THE TASK:
Filter the entries and keep only the lines where the string "faut" appears.

-- start SUPPLIED ENTRIES --

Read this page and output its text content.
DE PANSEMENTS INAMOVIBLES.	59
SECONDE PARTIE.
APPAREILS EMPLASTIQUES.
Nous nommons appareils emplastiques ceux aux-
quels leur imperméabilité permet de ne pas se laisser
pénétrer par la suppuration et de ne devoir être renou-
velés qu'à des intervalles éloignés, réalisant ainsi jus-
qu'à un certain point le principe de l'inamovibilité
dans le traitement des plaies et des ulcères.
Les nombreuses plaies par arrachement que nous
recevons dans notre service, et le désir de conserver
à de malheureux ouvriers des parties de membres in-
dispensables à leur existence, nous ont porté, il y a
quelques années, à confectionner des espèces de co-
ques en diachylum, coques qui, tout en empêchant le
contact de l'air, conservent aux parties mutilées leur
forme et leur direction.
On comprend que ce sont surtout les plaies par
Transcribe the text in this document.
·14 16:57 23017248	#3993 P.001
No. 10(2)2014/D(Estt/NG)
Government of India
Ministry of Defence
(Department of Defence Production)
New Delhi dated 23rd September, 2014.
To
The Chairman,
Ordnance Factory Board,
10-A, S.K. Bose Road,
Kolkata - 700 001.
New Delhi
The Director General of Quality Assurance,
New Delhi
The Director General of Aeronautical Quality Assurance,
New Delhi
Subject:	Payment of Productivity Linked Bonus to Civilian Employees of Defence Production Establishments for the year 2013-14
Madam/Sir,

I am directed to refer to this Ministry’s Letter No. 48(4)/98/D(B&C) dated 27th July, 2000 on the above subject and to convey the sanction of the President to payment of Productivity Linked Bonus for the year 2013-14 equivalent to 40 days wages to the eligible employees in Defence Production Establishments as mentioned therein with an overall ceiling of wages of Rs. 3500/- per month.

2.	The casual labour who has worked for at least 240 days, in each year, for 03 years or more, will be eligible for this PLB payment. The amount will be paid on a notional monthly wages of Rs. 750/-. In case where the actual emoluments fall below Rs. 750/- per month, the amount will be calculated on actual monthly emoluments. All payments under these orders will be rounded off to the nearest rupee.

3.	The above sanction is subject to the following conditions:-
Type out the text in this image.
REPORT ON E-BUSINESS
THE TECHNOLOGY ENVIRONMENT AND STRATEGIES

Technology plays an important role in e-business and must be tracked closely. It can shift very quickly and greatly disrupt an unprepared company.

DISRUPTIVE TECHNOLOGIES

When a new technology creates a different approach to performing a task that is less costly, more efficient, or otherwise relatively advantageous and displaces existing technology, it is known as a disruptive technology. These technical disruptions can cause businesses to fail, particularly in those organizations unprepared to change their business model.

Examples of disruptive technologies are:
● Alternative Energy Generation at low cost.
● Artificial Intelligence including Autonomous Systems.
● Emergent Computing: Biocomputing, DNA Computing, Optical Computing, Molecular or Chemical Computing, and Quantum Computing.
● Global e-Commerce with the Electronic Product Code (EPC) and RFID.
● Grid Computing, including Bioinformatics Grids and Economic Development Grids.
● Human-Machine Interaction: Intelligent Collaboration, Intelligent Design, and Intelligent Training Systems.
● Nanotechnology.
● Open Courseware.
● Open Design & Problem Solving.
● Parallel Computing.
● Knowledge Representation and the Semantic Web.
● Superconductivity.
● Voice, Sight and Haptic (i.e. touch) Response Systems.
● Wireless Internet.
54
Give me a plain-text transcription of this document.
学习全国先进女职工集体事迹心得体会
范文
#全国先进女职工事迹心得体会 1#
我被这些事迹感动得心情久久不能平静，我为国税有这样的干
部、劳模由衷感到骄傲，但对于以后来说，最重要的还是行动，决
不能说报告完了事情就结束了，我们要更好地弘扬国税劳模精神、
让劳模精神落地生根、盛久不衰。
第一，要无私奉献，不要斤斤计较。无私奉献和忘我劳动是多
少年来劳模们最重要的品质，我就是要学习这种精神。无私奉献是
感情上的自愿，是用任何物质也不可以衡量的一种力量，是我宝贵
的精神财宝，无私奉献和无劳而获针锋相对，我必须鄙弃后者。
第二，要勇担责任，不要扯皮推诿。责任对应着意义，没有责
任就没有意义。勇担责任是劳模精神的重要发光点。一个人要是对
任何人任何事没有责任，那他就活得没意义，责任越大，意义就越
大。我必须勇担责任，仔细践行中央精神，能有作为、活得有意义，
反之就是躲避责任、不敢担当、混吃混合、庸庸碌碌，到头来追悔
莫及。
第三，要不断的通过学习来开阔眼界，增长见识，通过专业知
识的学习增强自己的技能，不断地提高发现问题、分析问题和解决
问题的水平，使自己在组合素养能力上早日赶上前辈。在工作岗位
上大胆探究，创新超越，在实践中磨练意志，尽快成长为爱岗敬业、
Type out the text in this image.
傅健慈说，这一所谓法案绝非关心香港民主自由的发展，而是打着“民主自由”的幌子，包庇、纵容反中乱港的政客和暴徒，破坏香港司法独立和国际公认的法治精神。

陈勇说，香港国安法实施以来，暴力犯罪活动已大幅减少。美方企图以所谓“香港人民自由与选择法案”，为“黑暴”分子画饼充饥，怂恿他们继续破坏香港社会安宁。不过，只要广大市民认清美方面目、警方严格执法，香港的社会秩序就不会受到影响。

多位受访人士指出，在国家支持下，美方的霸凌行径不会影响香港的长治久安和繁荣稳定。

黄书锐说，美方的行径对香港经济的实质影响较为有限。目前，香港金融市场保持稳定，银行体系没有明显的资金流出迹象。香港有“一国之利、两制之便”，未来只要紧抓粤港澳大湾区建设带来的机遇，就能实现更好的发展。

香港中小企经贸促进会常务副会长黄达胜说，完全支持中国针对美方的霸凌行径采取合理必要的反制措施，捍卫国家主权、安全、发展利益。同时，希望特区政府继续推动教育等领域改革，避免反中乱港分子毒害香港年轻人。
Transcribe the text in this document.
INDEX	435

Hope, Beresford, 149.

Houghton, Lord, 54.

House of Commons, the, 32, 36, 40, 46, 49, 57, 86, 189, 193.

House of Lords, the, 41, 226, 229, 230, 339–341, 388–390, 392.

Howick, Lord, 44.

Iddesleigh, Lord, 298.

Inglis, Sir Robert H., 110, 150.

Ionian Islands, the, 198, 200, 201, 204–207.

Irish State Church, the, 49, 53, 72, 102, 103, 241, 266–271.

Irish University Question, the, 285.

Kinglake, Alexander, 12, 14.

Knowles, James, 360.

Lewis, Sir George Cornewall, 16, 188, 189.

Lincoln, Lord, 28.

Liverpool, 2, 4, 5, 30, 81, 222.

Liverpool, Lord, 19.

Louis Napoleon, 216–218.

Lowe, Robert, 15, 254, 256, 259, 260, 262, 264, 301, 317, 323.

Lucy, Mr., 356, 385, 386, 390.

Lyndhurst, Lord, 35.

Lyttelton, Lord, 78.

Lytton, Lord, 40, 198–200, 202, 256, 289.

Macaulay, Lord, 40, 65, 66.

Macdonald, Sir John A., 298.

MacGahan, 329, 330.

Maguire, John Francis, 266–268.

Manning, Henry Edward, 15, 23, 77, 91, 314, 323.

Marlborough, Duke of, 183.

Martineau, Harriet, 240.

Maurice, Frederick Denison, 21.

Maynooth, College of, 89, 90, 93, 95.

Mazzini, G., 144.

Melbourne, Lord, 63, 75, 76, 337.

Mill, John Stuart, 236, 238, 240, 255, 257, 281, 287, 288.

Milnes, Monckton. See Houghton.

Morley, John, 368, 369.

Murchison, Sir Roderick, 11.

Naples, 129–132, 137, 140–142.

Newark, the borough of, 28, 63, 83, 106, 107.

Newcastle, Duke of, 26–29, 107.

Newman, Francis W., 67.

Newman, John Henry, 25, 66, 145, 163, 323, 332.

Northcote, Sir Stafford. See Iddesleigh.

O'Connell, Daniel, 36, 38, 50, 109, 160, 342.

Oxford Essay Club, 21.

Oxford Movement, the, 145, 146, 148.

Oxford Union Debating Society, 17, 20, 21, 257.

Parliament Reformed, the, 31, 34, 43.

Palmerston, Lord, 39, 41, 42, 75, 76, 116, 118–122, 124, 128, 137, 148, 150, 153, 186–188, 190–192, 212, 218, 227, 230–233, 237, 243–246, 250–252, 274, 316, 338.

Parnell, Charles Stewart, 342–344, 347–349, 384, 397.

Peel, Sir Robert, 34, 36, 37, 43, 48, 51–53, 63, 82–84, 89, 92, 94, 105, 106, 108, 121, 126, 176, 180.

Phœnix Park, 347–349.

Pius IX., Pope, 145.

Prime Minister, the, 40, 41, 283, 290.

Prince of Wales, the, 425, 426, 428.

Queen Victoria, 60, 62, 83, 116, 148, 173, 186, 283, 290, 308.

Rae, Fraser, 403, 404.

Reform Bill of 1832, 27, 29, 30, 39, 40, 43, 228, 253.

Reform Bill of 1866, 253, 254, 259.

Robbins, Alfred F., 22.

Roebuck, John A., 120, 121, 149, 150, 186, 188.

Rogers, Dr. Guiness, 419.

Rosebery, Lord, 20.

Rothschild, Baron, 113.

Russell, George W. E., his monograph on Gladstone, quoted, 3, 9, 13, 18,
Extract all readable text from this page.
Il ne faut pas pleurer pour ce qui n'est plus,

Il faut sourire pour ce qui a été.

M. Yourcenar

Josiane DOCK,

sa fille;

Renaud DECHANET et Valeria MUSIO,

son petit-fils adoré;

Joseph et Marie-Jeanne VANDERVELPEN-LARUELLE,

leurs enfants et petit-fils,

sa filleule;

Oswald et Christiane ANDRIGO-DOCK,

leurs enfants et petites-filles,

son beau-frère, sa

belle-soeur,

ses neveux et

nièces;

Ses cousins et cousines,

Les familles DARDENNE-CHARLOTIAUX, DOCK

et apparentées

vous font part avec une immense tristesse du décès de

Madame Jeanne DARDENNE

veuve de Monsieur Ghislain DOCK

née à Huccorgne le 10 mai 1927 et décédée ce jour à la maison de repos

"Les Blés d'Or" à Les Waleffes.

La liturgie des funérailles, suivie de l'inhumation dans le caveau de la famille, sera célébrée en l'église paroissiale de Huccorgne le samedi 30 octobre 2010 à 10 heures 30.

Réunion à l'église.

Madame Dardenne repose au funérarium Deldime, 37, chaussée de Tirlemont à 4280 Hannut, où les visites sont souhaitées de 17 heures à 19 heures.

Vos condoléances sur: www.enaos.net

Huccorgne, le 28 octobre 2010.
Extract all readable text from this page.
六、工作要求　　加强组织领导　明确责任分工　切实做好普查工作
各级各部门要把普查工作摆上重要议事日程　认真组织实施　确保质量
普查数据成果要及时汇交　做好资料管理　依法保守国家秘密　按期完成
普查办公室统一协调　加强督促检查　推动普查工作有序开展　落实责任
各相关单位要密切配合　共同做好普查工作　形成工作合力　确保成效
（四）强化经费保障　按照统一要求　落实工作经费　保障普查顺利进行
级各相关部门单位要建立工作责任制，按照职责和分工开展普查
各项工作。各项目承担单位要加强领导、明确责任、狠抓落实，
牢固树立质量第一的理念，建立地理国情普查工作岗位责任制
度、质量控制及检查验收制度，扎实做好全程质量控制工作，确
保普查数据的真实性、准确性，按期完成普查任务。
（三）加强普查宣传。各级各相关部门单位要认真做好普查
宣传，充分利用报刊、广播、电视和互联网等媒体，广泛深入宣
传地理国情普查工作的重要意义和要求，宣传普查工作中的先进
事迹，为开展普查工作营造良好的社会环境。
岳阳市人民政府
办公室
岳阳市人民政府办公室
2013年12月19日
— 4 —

-- end SUPPLIED ENTRIES --

ANSWER TO THIS TASK:
Il ne faut pas pleurer pour ce qui n'est plus,
Il faut sourire pour ce qui a été.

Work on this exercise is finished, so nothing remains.